» **Task directions**: Quote all of the data below exactly, please.

» **Records from a data source**:
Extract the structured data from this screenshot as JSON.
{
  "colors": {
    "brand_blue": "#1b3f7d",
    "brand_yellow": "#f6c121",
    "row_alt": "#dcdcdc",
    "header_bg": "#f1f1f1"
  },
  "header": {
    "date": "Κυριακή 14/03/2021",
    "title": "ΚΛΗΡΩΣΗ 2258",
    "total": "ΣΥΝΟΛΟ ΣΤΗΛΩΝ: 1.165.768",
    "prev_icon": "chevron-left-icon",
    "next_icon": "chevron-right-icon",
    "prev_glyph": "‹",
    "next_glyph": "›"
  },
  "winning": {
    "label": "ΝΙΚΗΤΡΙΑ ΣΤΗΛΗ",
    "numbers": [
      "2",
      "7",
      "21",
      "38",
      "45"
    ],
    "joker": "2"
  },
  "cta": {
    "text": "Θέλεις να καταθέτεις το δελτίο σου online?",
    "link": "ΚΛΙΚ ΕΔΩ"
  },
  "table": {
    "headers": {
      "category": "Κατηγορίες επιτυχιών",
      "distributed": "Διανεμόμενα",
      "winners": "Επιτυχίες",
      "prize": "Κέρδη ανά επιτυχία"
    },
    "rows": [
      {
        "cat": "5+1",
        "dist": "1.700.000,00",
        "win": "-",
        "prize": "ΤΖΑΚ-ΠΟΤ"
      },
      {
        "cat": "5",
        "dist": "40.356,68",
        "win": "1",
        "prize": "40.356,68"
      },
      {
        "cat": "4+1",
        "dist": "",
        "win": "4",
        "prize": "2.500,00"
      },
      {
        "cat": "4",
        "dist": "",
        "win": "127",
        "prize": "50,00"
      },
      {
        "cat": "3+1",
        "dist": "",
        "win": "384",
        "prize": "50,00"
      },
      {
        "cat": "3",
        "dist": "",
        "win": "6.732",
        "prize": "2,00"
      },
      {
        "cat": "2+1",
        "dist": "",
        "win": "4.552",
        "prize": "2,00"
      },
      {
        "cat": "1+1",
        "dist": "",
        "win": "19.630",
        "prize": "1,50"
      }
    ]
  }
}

» **Full response**:
Extract the structured data from this screenshot as JSON.
{
  "colors": {
    "brand_blue": "#1b3f7d",
    "brand_yellow": "#f6c121",
    "row_alt": "#dcdcdc",
    "header_bg": "#f1f1f1"
  },
  "header": {
    "date": "Κυριακή 14/03/2021",
    "title": "ΚΛΗΡΩΣΗ 2258",
    "total": "ΣΥΝΟΛΟ ΣΤΗΛΩΝ: 1.165.768",
    "prev_icon": "chevron-left-icon",
    "next_icon": "chevron-right-icon",
    "prev_glyph": "‹",
    "next_glyph": "›"
  },
  "winning": {
    "label": "ΝΙΚΗΤΡΙΑ ΣΤΗΛΗ",
    "numbers": [
      "2",
      "7",
      "21",
      "38",
      "45"
    ],
    "joker": "2"
  },
  "cta": {
    "text": "Θέλεις να καταθέτεις το δελτίο σου online?",
    "link": "ΚΛΙΚ ΕΔΩ"
  },
  "table": {
    "headers": {
      "category": "Κατηγορίες επιτυχιών",
      "distributed": "Διανεμόμενα",
      "winners": "Επιτυχίες",
      "prize": "Κέρδη ανά επιτυχία"
    },
    "rows": [
      {
        "cat": "5+1",
        "dist": "1.700.000,00",
        "win": "-",
        "prize": "ΤΖΑΚ-ΠΟΤ"
      },
      {
        "cat": "5",
        "dist": "40.356,68",
        "win": "1",
        "prize": "40.356,68"
      },
      {
        "cat": "4+1",
        "dist": "",
        "win": "4",
        "prize": "2.500,00"
      },
      {
        "cat": "4",
        "dist": "",
        "win": "127",
        "prize": "50,00"
      },
      {
        "cat": "3+1",
        "dist": "",
        "win": "384",
        "prize": "50,00"
      },
      {
        "cat": "3",
        "dist": "",
        "win": "6.732",
        "prize": "2,00"
      },
      {
        "cat": "2+1",
        "dist": "",
        "win": "4.552",
        "prize": "2,00"
      },
      {
        "cat": "1+1",
        "dist": "",
        "win": "19.630",
        "prize": "1,50"
      }
    ]
  }
}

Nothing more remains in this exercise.